Locate the line containing "Convert this chart to structured JSON data." in the material below; repeat it and every line after it, exactly as written.
## begin
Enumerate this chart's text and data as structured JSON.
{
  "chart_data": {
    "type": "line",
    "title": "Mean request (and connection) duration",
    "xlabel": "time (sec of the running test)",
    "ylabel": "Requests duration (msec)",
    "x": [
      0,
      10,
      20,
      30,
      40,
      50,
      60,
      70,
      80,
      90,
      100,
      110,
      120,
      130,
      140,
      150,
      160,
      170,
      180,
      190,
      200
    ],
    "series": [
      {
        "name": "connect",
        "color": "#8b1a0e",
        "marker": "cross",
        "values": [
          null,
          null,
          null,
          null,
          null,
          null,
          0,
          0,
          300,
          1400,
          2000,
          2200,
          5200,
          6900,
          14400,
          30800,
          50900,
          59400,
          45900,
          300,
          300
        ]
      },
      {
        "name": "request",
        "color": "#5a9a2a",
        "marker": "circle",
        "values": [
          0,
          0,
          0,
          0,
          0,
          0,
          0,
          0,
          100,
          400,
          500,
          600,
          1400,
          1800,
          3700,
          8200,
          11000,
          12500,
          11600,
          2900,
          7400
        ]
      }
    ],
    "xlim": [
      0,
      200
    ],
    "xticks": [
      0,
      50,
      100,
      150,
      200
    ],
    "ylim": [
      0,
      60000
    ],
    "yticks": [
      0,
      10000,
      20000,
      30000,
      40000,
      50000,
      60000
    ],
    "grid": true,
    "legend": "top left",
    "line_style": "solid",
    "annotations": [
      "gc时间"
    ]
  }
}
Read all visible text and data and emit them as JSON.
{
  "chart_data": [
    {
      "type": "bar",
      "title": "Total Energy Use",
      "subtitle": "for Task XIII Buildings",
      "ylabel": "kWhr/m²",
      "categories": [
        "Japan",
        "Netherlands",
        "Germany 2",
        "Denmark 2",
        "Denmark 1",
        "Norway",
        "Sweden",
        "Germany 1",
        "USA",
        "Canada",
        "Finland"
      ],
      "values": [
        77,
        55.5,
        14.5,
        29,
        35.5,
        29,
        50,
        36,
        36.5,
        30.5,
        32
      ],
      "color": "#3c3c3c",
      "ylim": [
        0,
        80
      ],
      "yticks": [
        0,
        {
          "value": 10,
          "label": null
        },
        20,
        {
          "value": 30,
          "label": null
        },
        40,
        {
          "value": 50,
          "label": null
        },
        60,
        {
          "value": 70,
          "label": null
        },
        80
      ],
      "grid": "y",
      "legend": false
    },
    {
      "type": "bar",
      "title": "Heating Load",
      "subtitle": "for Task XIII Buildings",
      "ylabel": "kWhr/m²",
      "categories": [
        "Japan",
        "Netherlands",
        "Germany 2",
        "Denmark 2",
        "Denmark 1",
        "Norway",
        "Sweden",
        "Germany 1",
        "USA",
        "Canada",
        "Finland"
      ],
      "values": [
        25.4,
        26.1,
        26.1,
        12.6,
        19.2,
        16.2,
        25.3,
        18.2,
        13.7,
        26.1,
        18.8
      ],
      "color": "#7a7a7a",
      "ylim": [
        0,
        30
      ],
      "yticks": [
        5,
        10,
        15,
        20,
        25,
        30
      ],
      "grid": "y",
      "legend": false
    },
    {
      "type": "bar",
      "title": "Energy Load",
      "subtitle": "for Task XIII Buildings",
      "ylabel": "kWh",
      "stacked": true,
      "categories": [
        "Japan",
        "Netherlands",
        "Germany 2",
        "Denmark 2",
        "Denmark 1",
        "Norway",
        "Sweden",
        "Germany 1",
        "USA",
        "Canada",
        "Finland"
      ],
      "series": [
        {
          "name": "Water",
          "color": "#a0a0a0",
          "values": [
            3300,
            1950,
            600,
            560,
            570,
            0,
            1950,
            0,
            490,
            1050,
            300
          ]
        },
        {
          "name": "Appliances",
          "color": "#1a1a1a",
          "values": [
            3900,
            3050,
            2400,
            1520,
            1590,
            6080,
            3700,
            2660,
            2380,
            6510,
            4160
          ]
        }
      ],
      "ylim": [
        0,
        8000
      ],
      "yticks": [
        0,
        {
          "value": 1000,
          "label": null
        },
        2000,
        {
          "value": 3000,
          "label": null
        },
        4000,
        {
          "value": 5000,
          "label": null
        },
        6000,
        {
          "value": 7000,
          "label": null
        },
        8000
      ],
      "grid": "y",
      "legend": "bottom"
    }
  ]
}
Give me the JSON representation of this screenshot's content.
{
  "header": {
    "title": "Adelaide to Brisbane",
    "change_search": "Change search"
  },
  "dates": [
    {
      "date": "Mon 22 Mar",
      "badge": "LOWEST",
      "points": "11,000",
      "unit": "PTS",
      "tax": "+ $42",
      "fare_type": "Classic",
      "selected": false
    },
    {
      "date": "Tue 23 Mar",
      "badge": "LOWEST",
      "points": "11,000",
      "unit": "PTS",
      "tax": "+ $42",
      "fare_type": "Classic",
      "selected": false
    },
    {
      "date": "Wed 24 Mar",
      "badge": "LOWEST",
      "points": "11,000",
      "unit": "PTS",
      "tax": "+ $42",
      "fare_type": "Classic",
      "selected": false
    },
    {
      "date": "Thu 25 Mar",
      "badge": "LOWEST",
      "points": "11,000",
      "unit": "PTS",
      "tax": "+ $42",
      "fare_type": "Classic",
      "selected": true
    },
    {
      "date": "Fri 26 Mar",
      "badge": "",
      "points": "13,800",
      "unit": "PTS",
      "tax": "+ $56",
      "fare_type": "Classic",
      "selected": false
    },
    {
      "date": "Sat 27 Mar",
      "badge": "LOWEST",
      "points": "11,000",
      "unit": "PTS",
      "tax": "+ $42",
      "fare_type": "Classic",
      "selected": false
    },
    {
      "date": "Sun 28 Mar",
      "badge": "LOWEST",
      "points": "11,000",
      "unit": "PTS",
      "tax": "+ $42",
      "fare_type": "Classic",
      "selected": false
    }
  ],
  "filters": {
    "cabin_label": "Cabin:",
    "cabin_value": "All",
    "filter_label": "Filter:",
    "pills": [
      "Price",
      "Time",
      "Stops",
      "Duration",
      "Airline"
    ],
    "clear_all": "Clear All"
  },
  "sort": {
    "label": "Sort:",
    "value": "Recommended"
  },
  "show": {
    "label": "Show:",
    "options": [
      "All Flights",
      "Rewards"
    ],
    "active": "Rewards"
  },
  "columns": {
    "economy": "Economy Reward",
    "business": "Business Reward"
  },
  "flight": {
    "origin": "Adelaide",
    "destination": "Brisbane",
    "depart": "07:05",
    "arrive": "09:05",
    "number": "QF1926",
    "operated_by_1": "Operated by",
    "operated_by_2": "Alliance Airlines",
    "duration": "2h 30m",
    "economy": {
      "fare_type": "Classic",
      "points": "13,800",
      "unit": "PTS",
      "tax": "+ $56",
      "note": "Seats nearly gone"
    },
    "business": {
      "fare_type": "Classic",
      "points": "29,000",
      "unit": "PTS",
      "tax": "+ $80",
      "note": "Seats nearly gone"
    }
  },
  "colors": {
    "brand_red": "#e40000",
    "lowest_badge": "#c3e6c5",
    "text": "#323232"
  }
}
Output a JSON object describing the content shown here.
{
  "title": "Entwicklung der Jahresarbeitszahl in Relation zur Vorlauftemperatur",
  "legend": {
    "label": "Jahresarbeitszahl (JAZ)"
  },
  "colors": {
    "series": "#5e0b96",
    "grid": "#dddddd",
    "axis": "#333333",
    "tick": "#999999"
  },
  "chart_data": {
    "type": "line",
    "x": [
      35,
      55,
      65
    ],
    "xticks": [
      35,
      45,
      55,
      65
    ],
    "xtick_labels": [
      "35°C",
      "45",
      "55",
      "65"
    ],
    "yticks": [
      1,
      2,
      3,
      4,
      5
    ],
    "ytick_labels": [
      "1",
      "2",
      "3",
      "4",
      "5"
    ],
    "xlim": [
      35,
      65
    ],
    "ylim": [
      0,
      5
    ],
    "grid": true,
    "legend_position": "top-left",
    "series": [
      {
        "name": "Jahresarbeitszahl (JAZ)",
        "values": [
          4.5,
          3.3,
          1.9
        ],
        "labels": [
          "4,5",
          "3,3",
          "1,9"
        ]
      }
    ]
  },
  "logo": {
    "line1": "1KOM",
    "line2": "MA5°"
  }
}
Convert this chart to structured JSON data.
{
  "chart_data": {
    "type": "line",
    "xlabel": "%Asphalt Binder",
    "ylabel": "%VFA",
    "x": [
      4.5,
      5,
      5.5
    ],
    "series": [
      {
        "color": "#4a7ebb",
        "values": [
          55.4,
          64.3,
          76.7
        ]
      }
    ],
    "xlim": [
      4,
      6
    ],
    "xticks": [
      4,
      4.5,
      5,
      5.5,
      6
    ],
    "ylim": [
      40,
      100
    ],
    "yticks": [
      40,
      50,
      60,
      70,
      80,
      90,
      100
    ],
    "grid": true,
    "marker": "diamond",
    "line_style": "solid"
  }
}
## end
* _Exercise response_:
Convert this chart to structured JSON data.
{
  "chart_data": {
    "type": "line",
    "xlabel": "%Asphalt Binder",
    "ylabel": "%VFA",
    "x": [
      4.5,
      5,
      5.5
    ],
    "series": [
      {
        "color": "#4a7ebb",
        "values": [
          55.4,
          64.3,
          76.7
        ]
      }
    ],
    "xlim": [
      4,
      6
    ],
    "xticks": [
      4,
      4.5,
      5,
      5.5,
      6
    ],
    "ylim": [
      40,
      100
    ],
    "yticks": [
      40,
      50,
      60,
      70,
      80,
      90,
      100
    ],
    "grid": true,
    "marker": "diamond",
    "line_style": "solid"
  }
}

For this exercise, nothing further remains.